== PROVIDED RECORDS ==
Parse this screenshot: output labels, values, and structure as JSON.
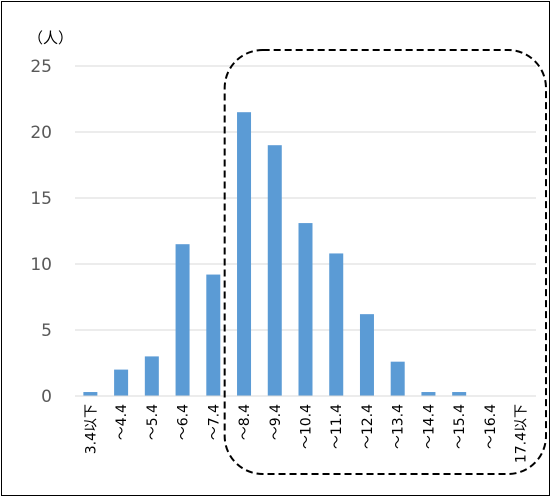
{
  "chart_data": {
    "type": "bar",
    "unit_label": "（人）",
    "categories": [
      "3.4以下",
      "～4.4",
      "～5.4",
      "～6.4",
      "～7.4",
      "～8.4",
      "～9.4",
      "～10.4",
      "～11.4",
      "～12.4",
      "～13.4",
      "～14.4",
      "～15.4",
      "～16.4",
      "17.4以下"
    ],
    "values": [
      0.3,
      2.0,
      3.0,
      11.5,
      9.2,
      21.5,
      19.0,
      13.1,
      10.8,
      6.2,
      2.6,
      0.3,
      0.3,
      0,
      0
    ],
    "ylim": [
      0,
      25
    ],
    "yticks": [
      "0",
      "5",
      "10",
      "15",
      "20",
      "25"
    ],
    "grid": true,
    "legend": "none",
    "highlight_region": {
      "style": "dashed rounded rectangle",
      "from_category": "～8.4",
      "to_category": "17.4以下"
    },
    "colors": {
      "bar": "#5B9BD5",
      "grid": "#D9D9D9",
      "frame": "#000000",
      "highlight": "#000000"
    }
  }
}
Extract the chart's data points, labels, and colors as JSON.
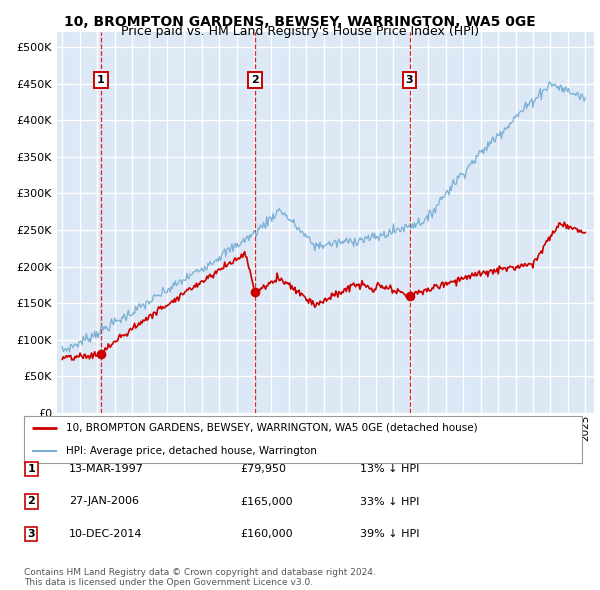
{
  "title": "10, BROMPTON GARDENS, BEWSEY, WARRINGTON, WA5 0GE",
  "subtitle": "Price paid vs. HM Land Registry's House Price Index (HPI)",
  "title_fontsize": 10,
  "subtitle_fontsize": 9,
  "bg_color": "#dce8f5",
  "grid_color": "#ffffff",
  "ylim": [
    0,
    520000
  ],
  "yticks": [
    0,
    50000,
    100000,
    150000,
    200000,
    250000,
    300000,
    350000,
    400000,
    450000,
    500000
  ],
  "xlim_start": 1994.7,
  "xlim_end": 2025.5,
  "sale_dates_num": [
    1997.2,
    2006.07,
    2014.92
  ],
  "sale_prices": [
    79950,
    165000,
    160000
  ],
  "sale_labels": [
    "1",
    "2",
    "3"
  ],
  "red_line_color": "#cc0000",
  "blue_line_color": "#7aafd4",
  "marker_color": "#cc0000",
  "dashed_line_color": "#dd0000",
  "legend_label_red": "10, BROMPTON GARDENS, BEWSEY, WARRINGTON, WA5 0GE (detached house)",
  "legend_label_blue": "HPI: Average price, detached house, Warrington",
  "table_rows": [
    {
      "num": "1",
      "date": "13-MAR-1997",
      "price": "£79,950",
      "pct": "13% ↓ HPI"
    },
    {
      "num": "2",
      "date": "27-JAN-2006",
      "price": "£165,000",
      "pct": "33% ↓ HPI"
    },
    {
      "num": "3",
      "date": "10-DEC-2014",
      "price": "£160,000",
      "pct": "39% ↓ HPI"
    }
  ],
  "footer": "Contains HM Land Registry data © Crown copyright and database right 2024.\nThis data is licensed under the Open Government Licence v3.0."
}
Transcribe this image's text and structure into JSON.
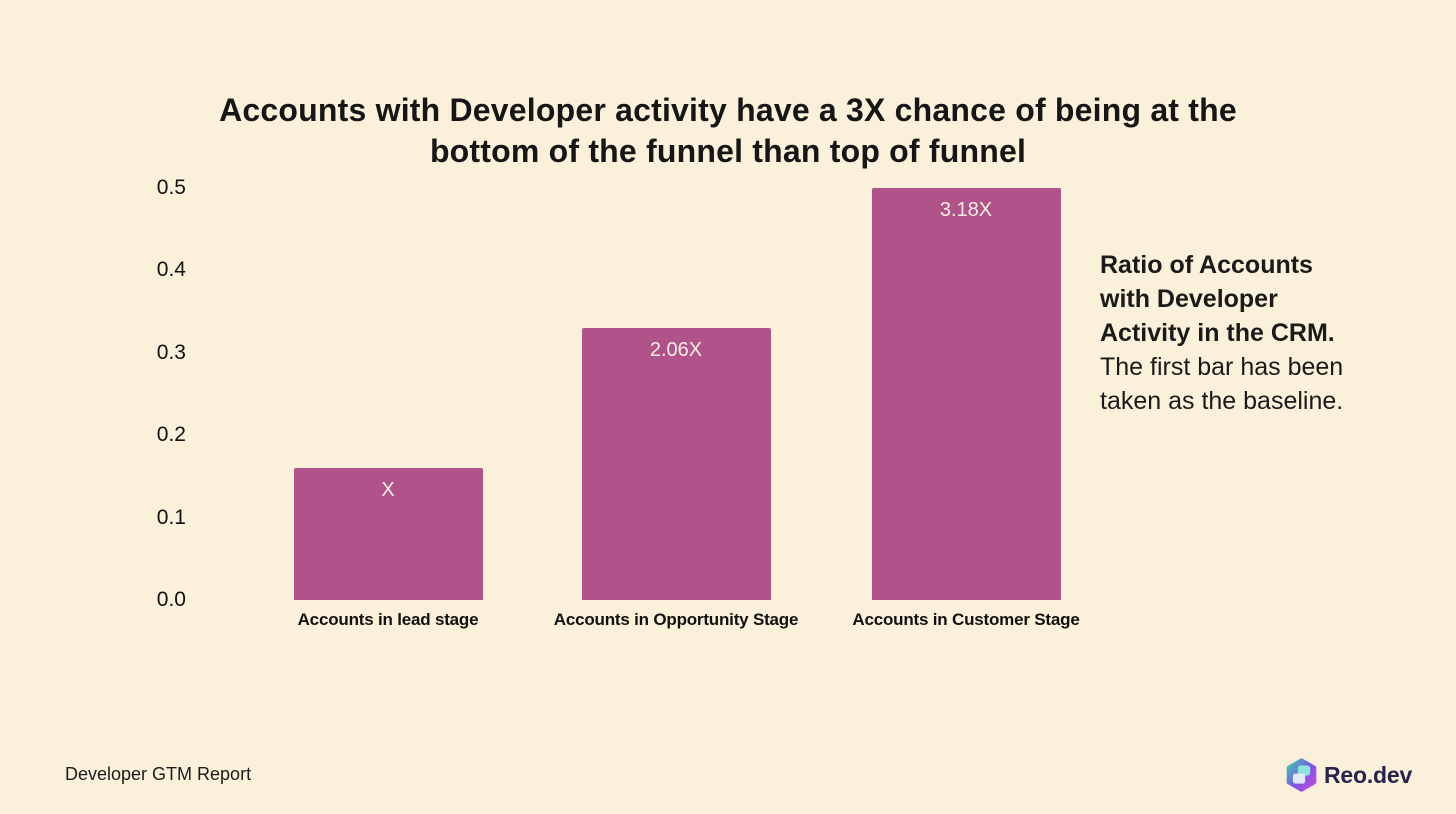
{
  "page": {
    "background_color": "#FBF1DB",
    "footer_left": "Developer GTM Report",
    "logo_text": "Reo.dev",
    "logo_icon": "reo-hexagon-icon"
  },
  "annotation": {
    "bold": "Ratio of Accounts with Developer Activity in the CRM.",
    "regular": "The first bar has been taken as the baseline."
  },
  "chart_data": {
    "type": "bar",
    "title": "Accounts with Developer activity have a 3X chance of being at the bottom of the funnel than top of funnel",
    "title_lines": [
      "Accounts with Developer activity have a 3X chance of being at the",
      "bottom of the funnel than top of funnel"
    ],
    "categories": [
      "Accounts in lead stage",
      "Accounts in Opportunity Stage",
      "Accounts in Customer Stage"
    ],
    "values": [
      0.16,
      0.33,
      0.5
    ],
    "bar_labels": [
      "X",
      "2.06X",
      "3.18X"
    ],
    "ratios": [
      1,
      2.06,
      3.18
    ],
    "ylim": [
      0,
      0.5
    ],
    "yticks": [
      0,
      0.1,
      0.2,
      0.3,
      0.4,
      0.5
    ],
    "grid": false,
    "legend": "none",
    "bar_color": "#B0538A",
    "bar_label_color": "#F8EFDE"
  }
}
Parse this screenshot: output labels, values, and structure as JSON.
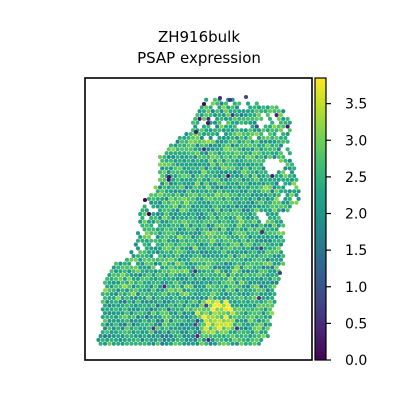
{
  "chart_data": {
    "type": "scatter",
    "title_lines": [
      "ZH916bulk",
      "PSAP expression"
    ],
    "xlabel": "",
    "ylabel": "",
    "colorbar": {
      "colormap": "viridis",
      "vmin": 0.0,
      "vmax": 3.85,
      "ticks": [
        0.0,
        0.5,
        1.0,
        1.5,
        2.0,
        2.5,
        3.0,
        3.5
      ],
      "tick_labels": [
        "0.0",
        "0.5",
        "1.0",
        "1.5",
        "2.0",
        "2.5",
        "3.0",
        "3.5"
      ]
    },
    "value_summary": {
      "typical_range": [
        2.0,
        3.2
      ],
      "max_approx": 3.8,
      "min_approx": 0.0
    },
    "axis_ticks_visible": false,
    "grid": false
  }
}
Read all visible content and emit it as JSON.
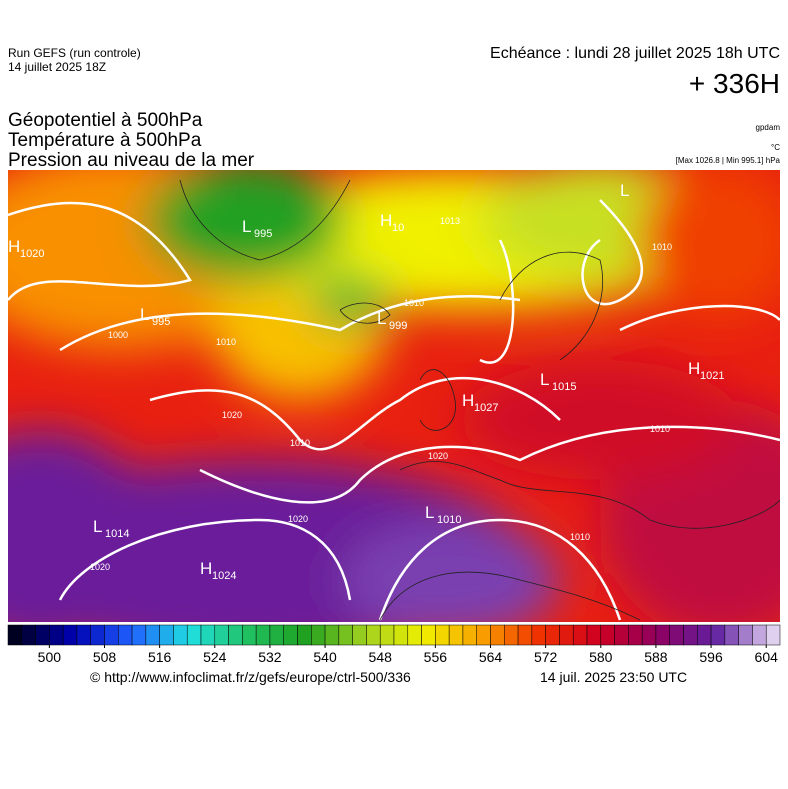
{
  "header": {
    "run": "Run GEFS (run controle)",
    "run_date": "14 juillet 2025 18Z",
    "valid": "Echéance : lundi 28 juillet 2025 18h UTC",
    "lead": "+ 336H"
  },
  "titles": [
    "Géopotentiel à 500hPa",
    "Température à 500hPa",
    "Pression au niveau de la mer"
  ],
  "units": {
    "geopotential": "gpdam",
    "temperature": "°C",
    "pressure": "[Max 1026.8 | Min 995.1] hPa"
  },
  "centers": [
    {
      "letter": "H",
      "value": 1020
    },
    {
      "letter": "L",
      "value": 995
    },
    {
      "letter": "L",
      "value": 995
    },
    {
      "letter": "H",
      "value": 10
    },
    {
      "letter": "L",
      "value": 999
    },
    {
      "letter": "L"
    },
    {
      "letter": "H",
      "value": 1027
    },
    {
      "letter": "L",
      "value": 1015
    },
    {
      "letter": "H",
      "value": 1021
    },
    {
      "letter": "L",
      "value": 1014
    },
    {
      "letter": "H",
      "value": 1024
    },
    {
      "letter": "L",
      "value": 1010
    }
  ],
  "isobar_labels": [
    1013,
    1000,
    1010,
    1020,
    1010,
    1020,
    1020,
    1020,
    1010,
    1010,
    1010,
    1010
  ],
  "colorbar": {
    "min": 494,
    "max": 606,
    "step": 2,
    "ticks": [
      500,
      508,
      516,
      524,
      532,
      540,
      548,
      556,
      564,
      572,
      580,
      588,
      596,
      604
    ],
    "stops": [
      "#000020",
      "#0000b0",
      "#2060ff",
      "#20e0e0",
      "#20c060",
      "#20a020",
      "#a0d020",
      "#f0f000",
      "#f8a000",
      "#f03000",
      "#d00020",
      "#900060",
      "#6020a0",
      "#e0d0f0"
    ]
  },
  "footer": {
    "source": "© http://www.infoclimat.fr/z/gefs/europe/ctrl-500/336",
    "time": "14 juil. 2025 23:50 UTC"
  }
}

== EXERCISE DIRECTIONS ==
Find the lines above that include the string "colors" and copy them.

== WRITTEN SOLUTION ==
    "colors": {
Extract the chart's data points, labels, and colors as JSON.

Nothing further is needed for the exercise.